-- BEGIN --

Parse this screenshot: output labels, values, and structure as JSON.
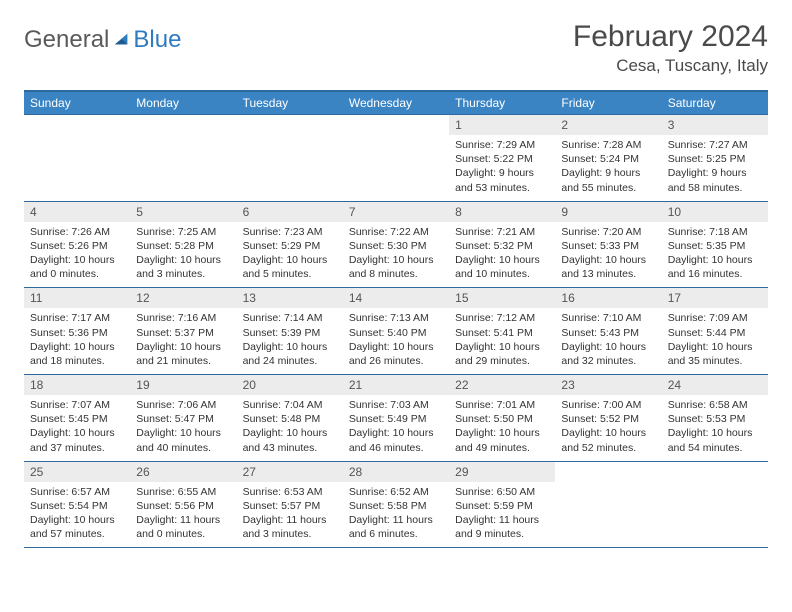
{
  "logo": {
    "text1": "General",
    "text2": "Blue"
  },
  "title": "February 2024",
  "location": "Cesa, Tuscany, Italy",
  "colors": {
    "header_bg": "#3b84c4",
    "header_border": "#2c6aa0",
    "daynum_bg": "#ececec",
    "text_muted": "#555555",
    "logo_gray": "#5a5a5a",
    "logo_blue": "#2f7bbf"
  },
  "weekdays": [
    "Sunday",
    "Monday",
    "Tuesday",
    "Wednesday",
    "Thursday",
    "Friday",
    "Saturday"
  ],
  "weeks": [
    [
      {
        "empty": true
      },
      {
        "empty": true
      },
      {
        "empty": true
      },
      {
        "empty": true
      },
      {
        "day": "1",
        "sunrise": "7:29 AM",
        "sunset": "5:22 PM",
        "daylight": "9 hours and 53 minutes."
      },
      {
        "day": "2",
        "sunrise": "7:28 AM",
        "sunset": "5:24 PM",
        "daylight": "9 hours and 55 minutes."
      },
      {
        "day": "3",
        "sunrise": "7:27 AM",
        "sunset": "5:25 PM",
        "daylight": "9 hours and 58 minutes."
      }
    ],
    [
      {
        "day": "4",
        "sunrise": "7:26 AM",
        "sunset": "5:26 PM",
        "daylight": "10 hours and 0 minutes."
      },
      {
        "day": "5",
        "sunrise": "7:25 AM",
        "sunset": "5:28 PM",
        "daylight": "10 hours and 3 minutes."
      },
      {
        "day": "6",
        "sunrise": "7:23 AM",
        "sunset": "5:29 PM",
        "daylight": "10 hours and 5 minutes."
      },
      {
        "day": "7",
        "sunrise": "7:22 AM",
        "sunset": "5:30 PM",
        "daylight": "10 hours and 8 minutes."
      },
      {
        "day": "8",
        "sunrise": "7:21 AM",
        "sunset": "5:32 PM",
        "daylight": "10 hours and 10 minutes."
      },
      {
        "day": "9",
        "sunrise": "7:20 AM",
        "sunset": "5:33 PM",
        "daylight": "10 hours and 13 minutes."
      },
      {
        "day": "10",
        "sunrise": "7:18 AM",
        "sunset": "5:35 PM",
        "daylight": "10 hours and 16 minutes."
      }
    ],
    [
      {
        "day": "11",
        "sunrise": "7:17 AM",
        "sunset": "5:36 PM",
        "daylight": "10 hours and 18 minutes."
      },
      {
        "day": "12",
        "sunrise": "7:16 AM",
        "sunset": "5:37 PM",
        "daylight": "10 hours and 21 minutes."
      },
      {
        "day": "13",
        "sunrise": "7:14 AM",
        "sunset": "5:39 PM",
        "daylight": "10 hours and 24 minutes."
      },
      {
        "day": "14",
        "sunrise": "7:13 AM",
        "sunset": "5:40 PM",
        "daylight": "10 hours and 26 minutes."
      },
      {
        "day": "15",
        "sunrise": "7:12 AM",
        "sunset": "5:41 PM",
        "daylight": "10 hours and 29 minutes."
      },
      {
        "day": "16",
        "sunrise": "7:10 AM",
        "sunset": "5:43 PM",
        "daylight": "10 hours and 32 minutes."
      },
      {
        "day": "17",
        "sunrise": "7:09 AM",
        "sunset": "5:44 PM",
        "daylight": "10 hours and 35 minutes."
      }
    ],
    [
      {
        "day": "18",
        "sunrise": "7:07 AM",
        "sunset": "5:45 PM",
        "daylight": "10 hours and 37 minutes."
      },
      {
        "day": "19",
        "sunrise": "7:06 AM",
        "sunset": "5:47 PM",
        "daylight": "10 hours and 40 minutes."
      },
      {
        "day": "20",
        "sunrise": "7:04 AM",
        "sunset": "5:48 PM",
        "daylight": "10 hours and 43 minutes."
      },
      {
        "day": "21",
        "sunrise": "7:03 AM",
        "sunset": "5:49 PM",
        "daylight": "10 hours and 46 minutes."
      },
      {
        "day": "22",
        "sunrise": "7:01 AM",
        "sunset": "5:50 PM",
        "daylight": "10 hours and 49 minutes."
      },
      {
        "day": "23",
        "sunrise": "7:00 AM",
        "sunset": "5:52 PM",
        "daylight": "10 hours and 52 minutes."
      },
      {
        "day": "24",
        "sunrise": "6:58 AM",
        "sunset": "5:53 PM",
        "daylight": "10 hours and 54 minutes."
      }
    ],
    [
      {
        "day": "25",
        "sunrise": "6:57 AM",
        "sunset": "5:54 PM",
        "daylight": "10 hours and 57 minutes."
      },
      {
        "day": "26",
        "sunrise": "6:55 AM",
        "sunset": "5:56 PM",
        "daylight": "11 hours and 0 minutes."
      },
      {
        "day": "27",
        "sunrise": "6:53 AM",
        "sunset": "5:57 PM",
        "daylight": "11 hours and 3 minutes."
      },
      {
        "day": "28",
        "sunrise": "6:52 AM",
        "sunset": "5:58 PM",
        "daylight": "11 hours and 6 minutes."
      },
      {
        "day": "29",
        "sunrise": "6:50 AM",
        "sunset": "5:59 PM",
        "daylight": "11 hours and 9 minutes."
      },
      {
        "empty": true
      },
      {
        "empty": true
      }
    ]
  ],
  "labels": {
    "sunrise": "Sunrise:",
    "sunset": "Sunset:",
    "daylight": "Daylight:"
  }
}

-- END --

What needs to be done: Every entry above should be duplicated exactly. Do not include the images.

The output:
Parse this screenshot: output labels, values, and structure as JSON.
{
  "logo": {
    "text1": "General",
    "text2": "Blue"
  },
  "title": "February 2024",
  "location": "Cesa, Tuscany, Italy",
  "colors": {
    "header_bg": "#3b84c4",
    "header_border": "#2c6aa0",
    "daynum_bg": "#ececec",
    "text_muted": "#555555",
    "logo_gray": "#5a5a5a",
    "logo_blue": "#2f7bbf"
  },
  "weekdays": [
    "Sunday",
    "Monday",
    "Tuesday",
    "Wednesday",
    "Thursday",
    "Friday",
    "Saturday"
  ],
  "weeks": [
    [
      {
        "empty": true
      },
      {
        "empty": true
      },
      {
        "empty": true
      },
      {
        "empty": true
      },
      {
        "day": "1",
        "sunrise": "7:29 AM",
        "sunset": "5:22 PM",
        "daylight": "9 hours and 53 minutes."
      },
      {
        "day": "2",
        "sunrise": "7:28 AM",
        "sunset": "5:24 PM",
        "daylight": "9 hours and 55 minutes."
      },
      {
        "day": "3",
        "sunrise": "7:27 AM",
        "sunset": "5:25 PM",
        "daylight": "9 hours and 58 minutes."
      }
    ],
    [
      {
        "day": "4",
        "sunrise": "7:26 AM",
        "sunset": "5:26 PM",
        "daylight": "10 hours and 0 minutes."
      },
      {
        "day": "5",
        "sunrise": "7:25 AM",
        "sunset": "5:28 PM",
        "daylight": "10 hours and 3 minutes."
      },
      {
        "day": "6",
        "sunrise": "7:23 AM",
        "sunset": "5:29 PM",
        "daylight": "10 hours and 5 minutes."
      },
      {
        "day": "7",
        "sunrise": "7:22 AM",
        "sunset": "5:30 PM",
        "daylight": "10 hours and 8 minutes."
      },
      {
        "day": "8",
        "sunrise": "7:21 AM",
        "sunset": "5:32 PM",
        "daylight": "10 hours and 10 minutes."
      },
      {
        "day": "9",
        "sunrise": "7:20 AM",
        "sunset": "5:33 PM",
        "daylight": "10 hours and 13 minutes."
      },
      {
        "day": "10",
        "sunrise": "7:18 AM",
        "sunset": "5:35 PM",
        "daylight": "10 hours and 16 minutes."
      }
    ],
    [
      {
        "day": "11",
        "sunrise": "7:17 AM",
        "sunset": "5:36 PM",
        "daylight": "10 hours and 18 minutes."
      },
      {
        "day": "12",
        "sunrise": "7:16 AM",
        "sunset": "5:37 PM",
        "daylight": "10 hours and 21 minutes."
      },
      {
        "day": "13",
        "sunrise": "7:14 AM",
        "sunset": "5:39 PM",
        "daylight": "10 hours and 24 minutes."
      },
      {
        "day": "14",
        "sunrise": "7:13 AM",
        "sunset": "5:40 PM",
        "daylight": "10 hours and 26 minutes."
      },
      {
        "day": "15",
        "sunrise": "7:12 AM",
        "sunset": "5:41 PM",
        "daylight": "10 hours and 29 minutes."
      },
      {
        "day": "16",
        "sunrise": "7:10 AM",
        "sunset": "5:43 PM",
        "daylight": "10 hours and 32 minutes."
      },
      {
        "day": "17",
        "sunrise": "7:09 AM",
        "sunset": "5:44 PM",
        "daylight": "10 hours and 35 minutes."
      }
    ],
    [
      {
        "day": "18",
        "sunrise": "7:07 AM",
        "sunset": "5:45 PM",
        "daylight": "10 hours and 37 minutes."
      },
      {
        "day": "19",
        "sunrise": "7:06 AM",
        "sunset": "5:47 PM",
        "daylight": "10 hours and 40 minutes."
      },
      {
        "day": "20",
        "sunrise": "7:04 AM",
        "sunset": "5:48 PM",
        "daylight": "10 hours and 43 minutes."
      },
      {
        "day": "21",
        "sunrise": "7:03 AM",
        "sunset": "5:49 PM",
        "daylight": "10 hours and 46 minutes."
      },
      {
        "day": "22",
        "sunrise": "7:01 AM",
        "sunset": "5:50 PM",
        "daylight": "10 hours and 49 minutes."
      },
      {
        "day": "23",
        "sunrise": "7:00 AM",
        "sunset": "5:52 PM",
        "daylight": "10 hours and 52 minutes."
      },
      {
        "day": "24",
        "sunrise": "6:58 AM",
        "sunset": "5:53 PM",
        "daylight": "10 hours and 54 minutes."
      }
    ],
    [
      {
        "day": "25",
        "sunrise": "6:57 AM",
        "sunset": "5:54 PM",
        "daylight": "10 hours and 57 minutes."
      },
      {
        "day": "26",
        "sunrise": "6:55 AM",
        "sunset": "5:56 PM",
        "daylight": "11 hours and 0 minutes."
      },
      {
        "day": "27",
        "sunrise": "6:53 AM",
        "sunset": "5:57 PM",
        "daylight": "11 hours and 3 minutes."
      },
      {
        "day": "28",
        "sunrise": "6:52 AM",
        "sunset": "5:58 PM",
        "daylight": "11 hours and 6 minutes."
      },
      {
        "day": "29",
        "sunrise": "6:50 AM",
        "sunset": "5:59 PM",
        "daylight": "11 hours and 9 minutes."
      },
      {
        "empty": true
      },
      {
        "empty": true
      }
    ]
  ],
  "labels": {
    "sunrise": "Sunrise:",
    "sunset": "Sunset:",
    "daylight": "Daylight:"
  }
}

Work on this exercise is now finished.